> [GIVEN INFORMATION]
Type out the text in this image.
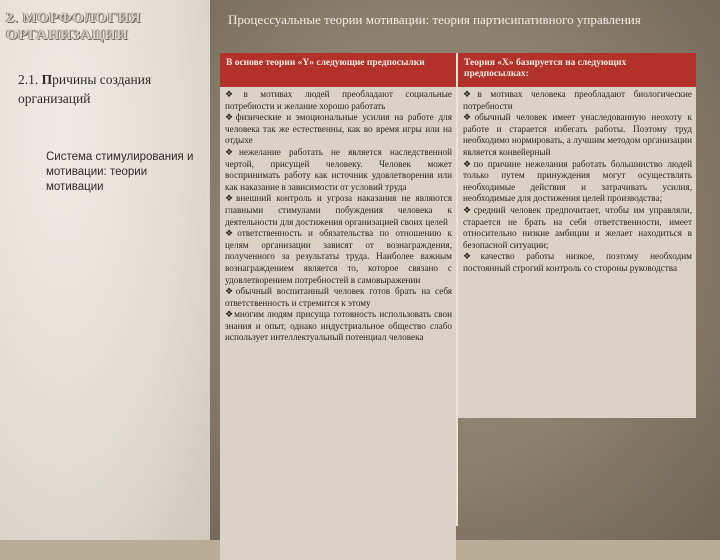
2. МОРФОЛОГИЯ ОРГАНИЗАЦИИ
2.1. Причины создания организаций
Система стимулирования и мотивации: теории мотивации
Процессуальные теории мотивации: теория партисипативного управления
В основе теории «Y» следующие предпосылки

❖в мотивах людей преобладают социальные потребности и желание хорошо работать

❖физические и эмоциональные усилия на работе для человека так же естественны, как во время игры или на отдыхе

❖нежелание работать не является наследственной чертой, присущей человеку. Человек может воспринимать работу как источник удовлетворения или как наказание в зависимости от условий труда

❖внешний контроль и угроза наказания не являются главными стимулами побуждения человека к деятельности для достижения организацией своих целей

❖ответственность и обязательства по отношению к целям организации зависят от вознаграждения, полученного за результаты труда. Наиболее важным вознаграждением является то, которое связано с удовлетворением потребностей в самовыражении

❖обычный воспитанный человек готов брать на себя ответственность и стремится к этому

❖многим людям присуща готовность использовать свои знания и опыт, однако индустриальное общество слабо использует интеллектуальный потенциал человека

Теория «Х» базируется на следующих предпосылках:

❖в мотивах человека преобладают биологические потребности

❖обычный человек имеет унаследованную неохоту к работе и старается избегать работы. Поэтому труд необходимо нормировать, а лучшим методом организации является конвейерный

❖по причине нежелания работать большинство людей только путем принуждения могут осуществлять необходимые действия и затрачивать усилия, необходимые для достижения целей производства;

❖средний человек предпочитает, чтобы им управляли, старается не брать на себя ответственности, имеет относительно низкие амбиции и желает находиться в безопасной ситуации;

❖качество работы низкое, поэтому необходим постоянный строгий контроль со стороны руководства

> [GIVEN TASK]
Repeat the material above in full and exactly, apart from the pictures.

> [CORRECT RESULT]
Type out the text in this image.
2. МОРФОЛОГИЯ ОРГАНИЗАЦИИ
2.1. Причины создания организаций
Система стимулирования и мотивации: теории мотивации
Процессуальные теории мотивации: теория партисипативного управления
В основе теории «Y» следующие предпосылки

❖в мотивах людей преобладают социальные потребности и желание хорошо работать

❖физические и эмоциональные усилия на работе для человека так же естественны, как во время игры или на отдыхе

❖нежелание работать не является наследственной чертой, присущей человеку. Человек может воспринимать работу как источник удовлетворения или как наказание в зависимости от условий труда

❖внешний контроль и угроза наказания не являются главными стимулами побуждения человека к деятельности для достижения организацией своих целей

❖ответственность и обязательства по отношению к целям организации зависят от вознаграждения, полученного за результаты труда. Наиболее важным вознаграждением является то, которое связано с удовлетворением потребностей в самовыражении

❖обычный воспитанный человек готов брать на себя ответственность и стремится к этому

❖многим людям присуща готовность использовать свои знания и опыт, однако индустриальное общество слабо использует интеллектуальный потенциал человека

Теория «Х» базируется на следующих предпосылках:

❖в мотивах человека преобладают биологические потребности

❖обычный человек имеет унаследованную неохоту к работе и старается избегать работы. Поэтому труд необходимо нормировать, а лучшим методом организации является конвейерный

❖по причине нежелания работать большинство людей только путем принуждения могут осуществлять необходимые действия и затрачивать усилия, необходимые для достижения целей производства;

❖средний человек предпочитает, чтобы им управляли, старается не брать на себя ответственности, имеет относительно низкие амбиции и желает находиться в безопасной ситуации;

❖качество работы низкое, поэтому необходим постоянный строгий контроль со стороны руководства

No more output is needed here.